__Task objective__
Set out every line bearing the string "like".

**** Dataset records

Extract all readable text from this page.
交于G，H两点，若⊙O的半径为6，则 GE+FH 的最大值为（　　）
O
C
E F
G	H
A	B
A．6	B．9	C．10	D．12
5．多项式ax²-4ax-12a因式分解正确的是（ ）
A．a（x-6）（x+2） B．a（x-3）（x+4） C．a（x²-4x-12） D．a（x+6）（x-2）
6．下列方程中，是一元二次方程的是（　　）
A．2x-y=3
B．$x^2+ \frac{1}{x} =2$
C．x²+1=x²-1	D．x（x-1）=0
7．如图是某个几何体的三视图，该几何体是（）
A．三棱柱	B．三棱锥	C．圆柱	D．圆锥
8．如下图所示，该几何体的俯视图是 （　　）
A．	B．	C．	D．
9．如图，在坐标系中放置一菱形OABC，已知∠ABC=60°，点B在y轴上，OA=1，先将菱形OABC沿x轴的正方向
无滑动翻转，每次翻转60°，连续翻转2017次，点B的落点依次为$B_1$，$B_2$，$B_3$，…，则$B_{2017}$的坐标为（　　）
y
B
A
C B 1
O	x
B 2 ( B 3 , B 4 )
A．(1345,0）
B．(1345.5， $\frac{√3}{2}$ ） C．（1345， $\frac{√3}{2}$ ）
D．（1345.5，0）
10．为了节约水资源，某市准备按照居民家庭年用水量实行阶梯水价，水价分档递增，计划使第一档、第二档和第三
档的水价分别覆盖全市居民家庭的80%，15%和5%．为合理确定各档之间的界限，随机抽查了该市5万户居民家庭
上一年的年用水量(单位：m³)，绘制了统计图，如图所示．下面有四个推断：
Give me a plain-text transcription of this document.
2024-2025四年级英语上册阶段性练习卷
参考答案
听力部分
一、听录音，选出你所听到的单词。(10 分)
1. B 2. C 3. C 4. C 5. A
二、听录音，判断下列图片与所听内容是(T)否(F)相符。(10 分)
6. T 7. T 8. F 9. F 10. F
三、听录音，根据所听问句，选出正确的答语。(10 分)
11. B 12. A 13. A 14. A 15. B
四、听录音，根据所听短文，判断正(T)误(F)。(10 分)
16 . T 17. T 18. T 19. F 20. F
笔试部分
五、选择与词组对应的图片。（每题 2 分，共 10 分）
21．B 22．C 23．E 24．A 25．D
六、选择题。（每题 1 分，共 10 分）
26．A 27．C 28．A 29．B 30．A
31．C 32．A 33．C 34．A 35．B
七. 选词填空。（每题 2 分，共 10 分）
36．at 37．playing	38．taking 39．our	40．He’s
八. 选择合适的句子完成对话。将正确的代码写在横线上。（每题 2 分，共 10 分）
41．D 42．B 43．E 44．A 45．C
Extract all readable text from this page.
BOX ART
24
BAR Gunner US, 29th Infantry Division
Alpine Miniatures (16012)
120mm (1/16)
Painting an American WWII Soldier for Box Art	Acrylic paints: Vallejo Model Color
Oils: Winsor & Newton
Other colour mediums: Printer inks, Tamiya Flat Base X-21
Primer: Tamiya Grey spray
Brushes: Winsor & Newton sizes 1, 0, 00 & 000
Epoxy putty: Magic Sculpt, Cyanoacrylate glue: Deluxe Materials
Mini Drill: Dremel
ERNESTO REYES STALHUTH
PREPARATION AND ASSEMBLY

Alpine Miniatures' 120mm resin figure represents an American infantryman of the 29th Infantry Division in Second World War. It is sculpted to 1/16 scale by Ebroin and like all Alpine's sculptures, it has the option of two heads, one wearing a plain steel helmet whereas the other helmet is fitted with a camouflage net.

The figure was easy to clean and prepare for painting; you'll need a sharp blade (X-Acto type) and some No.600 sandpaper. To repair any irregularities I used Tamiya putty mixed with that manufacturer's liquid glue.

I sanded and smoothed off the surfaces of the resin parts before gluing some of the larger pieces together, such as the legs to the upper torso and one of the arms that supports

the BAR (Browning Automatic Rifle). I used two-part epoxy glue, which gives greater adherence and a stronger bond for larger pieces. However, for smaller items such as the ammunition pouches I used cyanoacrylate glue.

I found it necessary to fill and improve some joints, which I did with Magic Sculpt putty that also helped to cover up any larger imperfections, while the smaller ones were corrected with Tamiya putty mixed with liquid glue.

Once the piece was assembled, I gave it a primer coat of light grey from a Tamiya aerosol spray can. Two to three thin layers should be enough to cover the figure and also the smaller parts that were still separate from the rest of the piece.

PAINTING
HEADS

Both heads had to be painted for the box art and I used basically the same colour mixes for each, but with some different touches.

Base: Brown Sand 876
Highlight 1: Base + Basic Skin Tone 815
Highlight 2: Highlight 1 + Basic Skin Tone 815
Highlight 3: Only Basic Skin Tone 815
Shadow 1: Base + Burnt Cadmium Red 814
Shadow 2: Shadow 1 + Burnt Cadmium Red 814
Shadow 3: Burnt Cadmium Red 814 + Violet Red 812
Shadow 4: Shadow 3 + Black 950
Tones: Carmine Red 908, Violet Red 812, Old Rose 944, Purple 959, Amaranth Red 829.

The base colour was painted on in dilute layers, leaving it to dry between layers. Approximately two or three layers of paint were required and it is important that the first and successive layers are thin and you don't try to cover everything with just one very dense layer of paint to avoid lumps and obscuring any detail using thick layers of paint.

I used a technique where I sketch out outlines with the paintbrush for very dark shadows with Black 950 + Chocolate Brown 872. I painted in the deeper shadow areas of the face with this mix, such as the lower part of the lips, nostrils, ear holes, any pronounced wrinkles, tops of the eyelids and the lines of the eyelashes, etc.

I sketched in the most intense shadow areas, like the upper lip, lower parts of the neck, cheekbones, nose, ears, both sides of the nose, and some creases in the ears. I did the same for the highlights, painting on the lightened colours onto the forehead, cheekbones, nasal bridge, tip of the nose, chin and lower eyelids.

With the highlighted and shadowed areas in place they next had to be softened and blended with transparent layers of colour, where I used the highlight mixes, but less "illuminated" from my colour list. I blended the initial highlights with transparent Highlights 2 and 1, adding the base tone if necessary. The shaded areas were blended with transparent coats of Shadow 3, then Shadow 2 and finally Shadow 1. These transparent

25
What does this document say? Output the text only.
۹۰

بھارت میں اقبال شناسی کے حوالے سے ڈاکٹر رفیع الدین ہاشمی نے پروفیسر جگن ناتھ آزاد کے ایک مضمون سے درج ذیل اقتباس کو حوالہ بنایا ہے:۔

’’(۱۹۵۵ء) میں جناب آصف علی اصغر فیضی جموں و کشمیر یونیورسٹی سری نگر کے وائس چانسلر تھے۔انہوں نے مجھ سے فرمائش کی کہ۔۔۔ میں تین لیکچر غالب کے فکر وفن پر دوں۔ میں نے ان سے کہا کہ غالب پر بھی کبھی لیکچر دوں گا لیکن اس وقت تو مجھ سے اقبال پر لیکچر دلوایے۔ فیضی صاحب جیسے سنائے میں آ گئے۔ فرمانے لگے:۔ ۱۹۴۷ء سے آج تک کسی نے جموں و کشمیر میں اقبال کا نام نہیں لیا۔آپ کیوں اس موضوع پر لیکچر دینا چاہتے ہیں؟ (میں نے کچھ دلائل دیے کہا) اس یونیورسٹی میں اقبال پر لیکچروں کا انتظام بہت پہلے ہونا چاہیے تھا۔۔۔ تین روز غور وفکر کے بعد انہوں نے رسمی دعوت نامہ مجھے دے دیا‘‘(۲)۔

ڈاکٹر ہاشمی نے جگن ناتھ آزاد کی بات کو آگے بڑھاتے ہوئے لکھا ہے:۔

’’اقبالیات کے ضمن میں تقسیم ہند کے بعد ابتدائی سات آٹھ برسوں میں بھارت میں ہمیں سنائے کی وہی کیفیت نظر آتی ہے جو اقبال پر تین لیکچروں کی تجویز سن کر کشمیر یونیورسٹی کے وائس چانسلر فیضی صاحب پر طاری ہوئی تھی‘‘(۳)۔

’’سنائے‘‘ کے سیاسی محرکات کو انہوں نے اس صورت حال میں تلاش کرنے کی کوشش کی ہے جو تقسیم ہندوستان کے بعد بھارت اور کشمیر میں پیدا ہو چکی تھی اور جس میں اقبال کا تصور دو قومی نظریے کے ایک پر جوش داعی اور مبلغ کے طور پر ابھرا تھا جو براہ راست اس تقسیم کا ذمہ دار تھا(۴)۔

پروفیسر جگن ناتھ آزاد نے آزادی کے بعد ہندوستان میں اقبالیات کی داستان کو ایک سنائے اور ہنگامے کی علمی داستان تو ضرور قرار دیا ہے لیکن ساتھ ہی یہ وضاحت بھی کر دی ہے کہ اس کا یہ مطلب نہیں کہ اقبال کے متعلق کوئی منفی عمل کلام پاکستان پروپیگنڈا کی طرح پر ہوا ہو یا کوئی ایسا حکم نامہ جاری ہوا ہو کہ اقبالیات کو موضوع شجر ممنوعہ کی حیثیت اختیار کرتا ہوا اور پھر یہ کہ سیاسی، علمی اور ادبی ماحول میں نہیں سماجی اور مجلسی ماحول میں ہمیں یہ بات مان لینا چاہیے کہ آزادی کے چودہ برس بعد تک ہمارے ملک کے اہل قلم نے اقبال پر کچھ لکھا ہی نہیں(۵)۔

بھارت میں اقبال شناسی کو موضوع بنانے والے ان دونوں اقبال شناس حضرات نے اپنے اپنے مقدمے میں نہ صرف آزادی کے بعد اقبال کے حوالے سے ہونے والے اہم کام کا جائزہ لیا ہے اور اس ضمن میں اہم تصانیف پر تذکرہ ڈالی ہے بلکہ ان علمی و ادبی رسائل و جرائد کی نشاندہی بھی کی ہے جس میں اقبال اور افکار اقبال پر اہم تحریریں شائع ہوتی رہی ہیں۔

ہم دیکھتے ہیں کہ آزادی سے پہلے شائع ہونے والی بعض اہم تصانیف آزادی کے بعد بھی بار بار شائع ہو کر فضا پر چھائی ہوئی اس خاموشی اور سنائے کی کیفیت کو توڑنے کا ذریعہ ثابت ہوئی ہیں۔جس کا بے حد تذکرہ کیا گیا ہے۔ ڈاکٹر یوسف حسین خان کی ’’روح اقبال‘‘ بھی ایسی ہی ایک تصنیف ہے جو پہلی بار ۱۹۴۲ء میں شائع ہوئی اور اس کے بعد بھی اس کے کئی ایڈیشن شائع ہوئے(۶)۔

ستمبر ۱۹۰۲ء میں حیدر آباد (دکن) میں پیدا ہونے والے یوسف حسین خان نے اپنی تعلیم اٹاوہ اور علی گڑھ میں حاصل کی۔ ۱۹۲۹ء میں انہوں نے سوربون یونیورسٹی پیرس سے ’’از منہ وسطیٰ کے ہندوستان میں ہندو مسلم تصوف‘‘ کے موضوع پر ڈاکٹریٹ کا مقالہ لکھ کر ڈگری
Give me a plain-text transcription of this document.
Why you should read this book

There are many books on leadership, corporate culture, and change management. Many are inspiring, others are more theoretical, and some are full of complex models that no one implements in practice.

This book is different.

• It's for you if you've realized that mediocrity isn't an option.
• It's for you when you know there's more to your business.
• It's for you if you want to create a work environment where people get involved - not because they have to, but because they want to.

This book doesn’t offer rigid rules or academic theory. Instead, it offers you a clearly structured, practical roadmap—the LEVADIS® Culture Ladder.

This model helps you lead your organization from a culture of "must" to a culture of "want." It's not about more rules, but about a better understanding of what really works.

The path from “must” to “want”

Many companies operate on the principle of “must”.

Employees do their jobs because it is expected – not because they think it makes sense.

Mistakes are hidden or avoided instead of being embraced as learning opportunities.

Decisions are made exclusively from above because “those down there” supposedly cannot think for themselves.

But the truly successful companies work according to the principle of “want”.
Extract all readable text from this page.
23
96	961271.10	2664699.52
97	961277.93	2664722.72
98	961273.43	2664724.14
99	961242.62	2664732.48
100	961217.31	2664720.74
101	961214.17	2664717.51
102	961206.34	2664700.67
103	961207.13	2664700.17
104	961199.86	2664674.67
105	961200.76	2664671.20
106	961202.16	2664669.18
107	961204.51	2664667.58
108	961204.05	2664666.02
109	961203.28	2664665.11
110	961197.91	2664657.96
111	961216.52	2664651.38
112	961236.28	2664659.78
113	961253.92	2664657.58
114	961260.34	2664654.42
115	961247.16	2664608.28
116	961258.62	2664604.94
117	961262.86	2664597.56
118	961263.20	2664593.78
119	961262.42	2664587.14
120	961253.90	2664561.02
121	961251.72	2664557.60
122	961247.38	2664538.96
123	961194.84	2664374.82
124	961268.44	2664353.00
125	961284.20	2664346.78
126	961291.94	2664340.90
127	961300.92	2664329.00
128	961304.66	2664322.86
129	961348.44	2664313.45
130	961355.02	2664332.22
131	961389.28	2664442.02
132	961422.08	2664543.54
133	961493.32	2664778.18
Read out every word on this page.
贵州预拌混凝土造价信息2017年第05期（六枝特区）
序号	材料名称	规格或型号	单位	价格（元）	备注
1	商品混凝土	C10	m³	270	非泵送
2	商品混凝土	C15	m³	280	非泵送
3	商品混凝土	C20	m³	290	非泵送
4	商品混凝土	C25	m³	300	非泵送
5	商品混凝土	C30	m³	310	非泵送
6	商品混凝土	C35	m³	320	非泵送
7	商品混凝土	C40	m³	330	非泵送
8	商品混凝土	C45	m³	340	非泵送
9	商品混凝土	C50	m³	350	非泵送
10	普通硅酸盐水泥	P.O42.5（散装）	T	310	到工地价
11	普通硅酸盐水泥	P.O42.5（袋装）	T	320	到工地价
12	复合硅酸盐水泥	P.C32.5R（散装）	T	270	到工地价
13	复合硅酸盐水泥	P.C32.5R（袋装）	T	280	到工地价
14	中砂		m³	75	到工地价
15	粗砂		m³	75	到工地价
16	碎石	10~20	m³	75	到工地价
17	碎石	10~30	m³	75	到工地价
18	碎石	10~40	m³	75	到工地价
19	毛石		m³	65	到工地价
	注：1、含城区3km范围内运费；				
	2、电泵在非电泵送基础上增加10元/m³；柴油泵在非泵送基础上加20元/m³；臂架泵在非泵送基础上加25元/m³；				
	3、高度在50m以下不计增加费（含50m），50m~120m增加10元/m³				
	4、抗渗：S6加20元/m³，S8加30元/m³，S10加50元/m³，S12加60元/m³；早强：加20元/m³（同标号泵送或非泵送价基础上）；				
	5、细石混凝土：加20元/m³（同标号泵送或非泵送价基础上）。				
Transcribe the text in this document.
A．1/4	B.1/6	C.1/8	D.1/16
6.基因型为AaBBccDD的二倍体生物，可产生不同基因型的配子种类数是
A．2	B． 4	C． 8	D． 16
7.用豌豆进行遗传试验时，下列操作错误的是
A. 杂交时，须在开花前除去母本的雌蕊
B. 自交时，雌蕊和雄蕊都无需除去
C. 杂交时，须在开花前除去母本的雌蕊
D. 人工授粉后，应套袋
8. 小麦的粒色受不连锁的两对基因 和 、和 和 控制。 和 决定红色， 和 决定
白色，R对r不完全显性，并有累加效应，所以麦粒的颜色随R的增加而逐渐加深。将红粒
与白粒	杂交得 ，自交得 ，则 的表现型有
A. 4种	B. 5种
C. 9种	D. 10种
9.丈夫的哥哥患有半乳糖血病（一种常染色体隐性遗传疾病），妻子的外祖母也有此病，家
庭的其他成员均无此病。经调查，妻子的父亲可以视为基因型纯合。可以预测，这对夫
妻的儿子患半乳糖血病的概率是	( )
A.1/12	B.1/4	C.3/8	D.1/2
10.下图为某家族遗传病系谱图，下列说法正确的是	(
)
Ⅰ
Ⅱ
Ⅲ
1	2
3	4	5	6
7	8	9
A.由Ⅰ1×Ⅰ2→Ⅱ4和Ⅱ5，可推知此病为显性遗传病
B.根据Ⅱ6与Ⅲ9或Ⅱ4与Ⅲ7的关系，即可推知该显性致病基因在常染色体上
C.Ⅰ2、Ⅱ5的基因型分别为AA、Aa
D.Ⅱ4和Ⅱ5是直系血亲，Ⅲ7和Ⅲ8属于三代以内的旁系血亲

********

__Task response__
Alpine Miniatures' 120mm resin figure represents an American infantryman of the 29th Infantry Division in Second World War. It is sculpted to 1/16 scale by Ebroin and like all Alpine's sculptures, it has the option of two heads, one wearing a plain steel helmet whereas the other helmet is fitted with a camouflage net.
I sketched in the most intense shadow areas, like the upper lip, lower parts of the neck, cheekbones, nose, ears, both sides of the nose, and some creases in the ears. I did the same for the highlights, painting on the lightened colours onto the forehead, cheekbones, nasal bridge, tip of the nose, chin and lower eyelids.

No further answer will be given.